▶ _Data in this exercise_:
|---|

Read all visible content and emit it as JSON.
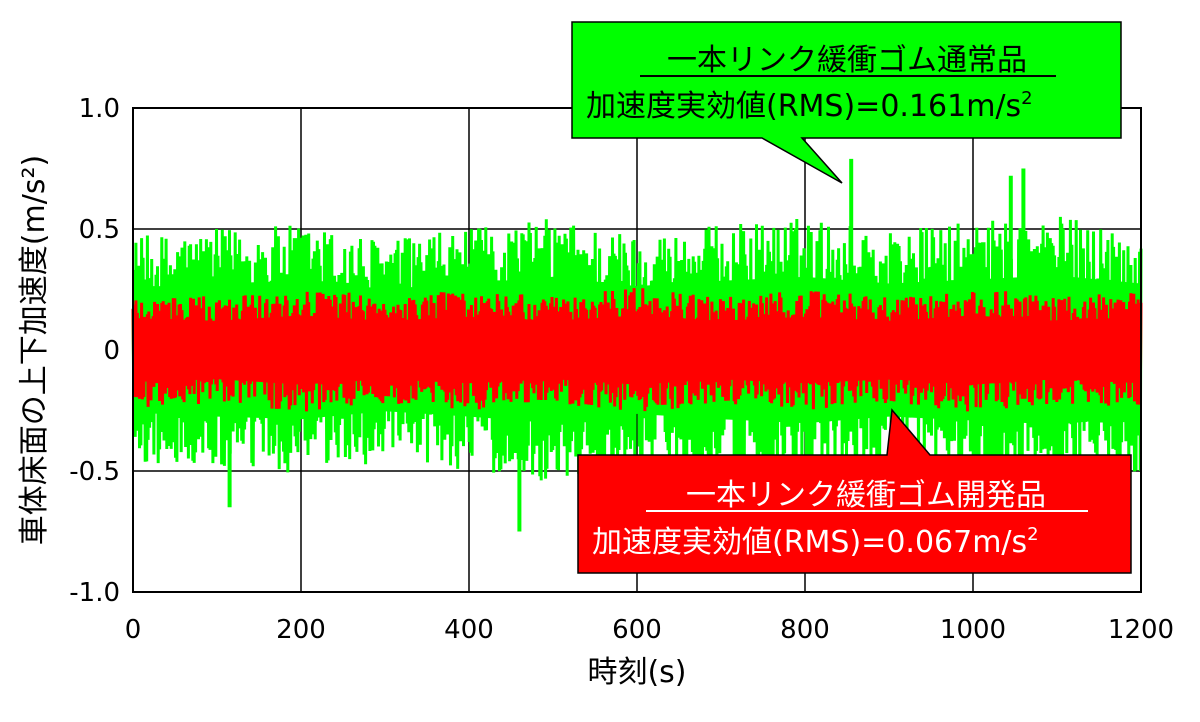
{
  "chart_data": {
    "type": "line",
    "xlabel": "時刻(s)",
    "ylabel": "車体床面の上下加速度(m/s²)",
    "xlim": [
      0,
      1200
    ],
    "ylim": [
      -1.0,
      1.0
    ],
    "x_ticks": [
      "0",
      "200",
      "400",
      "600",
      "800",
      "1000",
      "1200"
    ],
    "y_ticks": [
      "1.0",
      "0.5",
      "0",
      "-0.5",
      "-1.0"
    ],
    "grid": true,
    "series": [
      {
        "name": "一本リンク緩衝ゴム通常品",
        "color": "#00ff00",
        "rms_label": "加速度実効値(RMS)=0.161m/s²",
        "envelope": {
          "x": [
            0,
            100,
            200,
            300,
            400,
            500,
            600,
            700,
            800,
            900,
            1000,
            1100,
            1200
          ],
          "amp": [
            0.47,
            0.5,
            0.52,
            0.46,
            0.5,
            0.55,
            0.48,
            0.52,
            0.55,
            0.5,
            0.53,
            0.56,
            0.5
          ]
        },
        "peaks": [
          {
            "x": 855,
            "y": 0.79
          },
          {
            "x": 1060,
            "y": 0.75
          },
          {
            "x": 460,
            "y": -0.75
          },
          {
            "x": 115,
            "y": -0.65
          },
          {
            "x": 1045,
            "y": 0.72
          }
        ]
      },
      {
        "name": "一本リンク緩衝ゴム開発品",
        "color": "#ff0000",
        "rms_label": "加速度実効値(RMS)=0.067m/s²",
        "envelope": {
          "x": [
            0,
            100,
            200,
            300,
            400,
            500,
            600,
            700,
            800,
            900,
            1000,
            1100,
            1200
          ],
          "amp": [
            0.24,
            0.22,
            0.26,
            0.22,
            0.25,
            0.22,
            0.26,
            0.22,
            0.25,
            0.22,
            0.26,
            0.22,
            0.25
          ]
        },
        "peaks": []
      }
    ]
  },
  "callouts": {
    "green": {
      "title": "一本リンク緩衝ゴム通常品",
      "rms_prefix": "加速度実効値(RMS)=0.161m/s",
      "rms_sup": "2"
    },
    "red": {
      "title": "一本リンク緩衝ゴム開発品",
      "rms_prefix": "加速度実効値(RMS)=0.067m/s",
      "rms_sup": "2"
    }
  },
  "colors": {
    "green": "#00ff00",
    "red": "#ff0000",
    "callout_border": "#000000"
  }
}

|---|

▶ _What is being asked_:
Copy out all the data exactly; skip the pictures.

▶ _Solution for this exercise_:
Read all visible content and emit it as JSON.
{
  "chart_data": {
    "type": "line",
    "xlabel": "時刻(s)",
    "ylabel": "車体床面の上下加速度(m/s²)",
    "xlim": [
      0,
      1200
    ],
    "ylim": [
      -1.0,
      1.0
    ],
    "x_ticks": [
      "0",
      "200",
      "400",
      "600",
      "800",
      "1000",
      "1200"
    ],
    "y_ticks": [
      "1.0",
      "0.5",
      "0",
      "-0.5",
      "-1.0"
    ],
    "grid": true,
    "series": [
      {
        "name": "一本リンク緩衝ゴム通常品",
        "color": "#00ff00",
        "rms_label": "加速度実効値(RMS)=0.161m/s²",
        "envelope": {
          "x": [
            0,
            100,
            200,
            300,
            400,
            500,
            600,
            700,
            800,
            900,
            1000,
            1100,
            1200
          ],
          "amp": [
            0.47,
            0.5,
            0.52,
            0.46,
            0.5,
            0.55,
            0.48,
            0.52,
            0.55,
            0.5,
            0.53,
            0.56,
            0.5
          ]
        },
        "peaks": [
          {
            "x": 855,
            "y": 0.79
          },
          {
            "x": 1060,
            "y": 0.75
          },
          {
            "x": 460,
            "y": -0.75
          },
          {
            "x": 115,
            "y": -0.65
          },
          {
            "x": 1045,
            "y": 0.72
          }
        ]
      },
      {
        "name": "一本リンク緩衝ゴム開発品",
        "color": "#ff0000",
        "rms_label": "加速度実効値(RMS)=0.067m/s²",
        "envelope": {
          "x": [
            0,
            100,
            200,
            300,
            400,
            500,
            600,
            700,
            800,
            900,
            1000,
            1100,
            1200
          ],
          "amp": [
            0.24,
            0.22,
            0.26,
            0.22,
            0.25,
            0.22,
            0.26,
            0.22,
            0.25,
            0.22,
            0.26,
            0.22,
            0.25
          ]
        },
        "peaks": []
      }
    ]
  },
  "callouts": {
    "green": {
      "title": "一本リンク緩衝ゴム通常品",
      "rms_prefix": "加速度実効値(RMS)=0.161m/s",
      "rms_sup": "2"
    },
    "red": {
      "title": "一本リンク緩衝ゴム開発品",
      "rms_prefix": "加速度実効値(RMS)=0.067m/s",
      "rms_sup": "2"
    }
  },
  "colors": {
    "green": "#00ff00",
    "red": "#ff0000",
    "callout_border": "#000000"
  }
}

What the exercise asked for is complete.